- **Task brief**:
Exactly repeat the material, dropping every picture from the copy.
· · ·
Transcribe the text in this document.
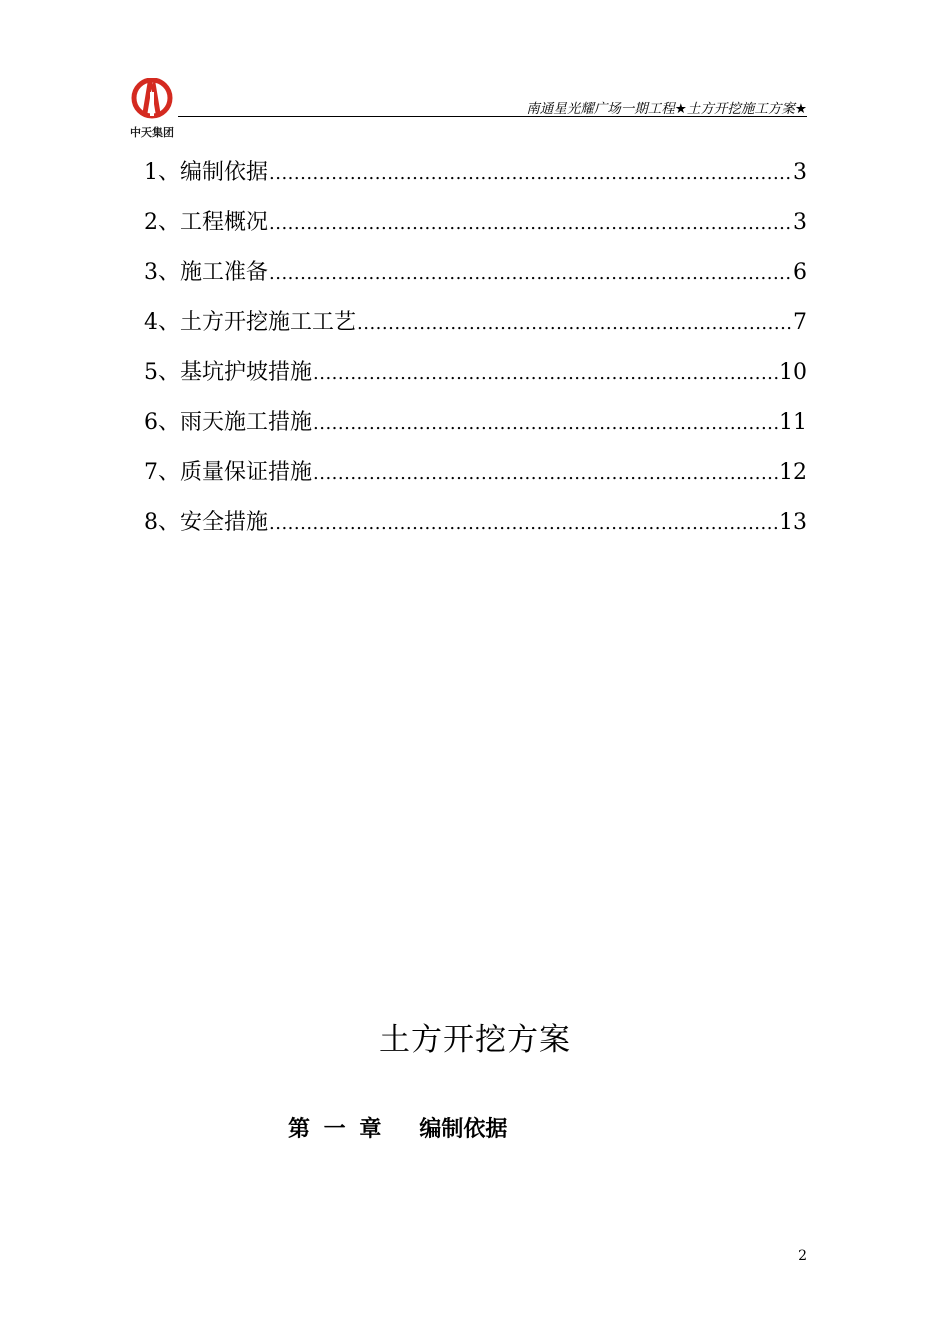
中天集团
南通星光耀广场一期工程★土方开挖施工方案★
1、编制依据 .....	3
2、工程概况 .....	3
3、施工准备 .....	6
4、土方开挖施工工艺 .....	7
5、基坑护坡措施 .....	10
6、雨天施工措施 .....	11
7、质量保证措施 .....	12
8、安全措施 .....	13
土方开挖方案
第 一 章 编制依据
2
· · ·
- **Reply to the task**:
Transcribe the text in this document.
中天集团
南通星光耀广场一期工程★土方开挖施工方案★
1、编制依据 .....	3
2、工程概况 .....	3
3、施工准备 .....	6
4、土方开挖施工工艺 .....	7
5、基坑护坡措施 .....	10
6、雨天施工措施 .....	11
7、质量保证措施 .....	12
8、安全措施 .....	13
土方开挖方案
第 一 章 编制依据
2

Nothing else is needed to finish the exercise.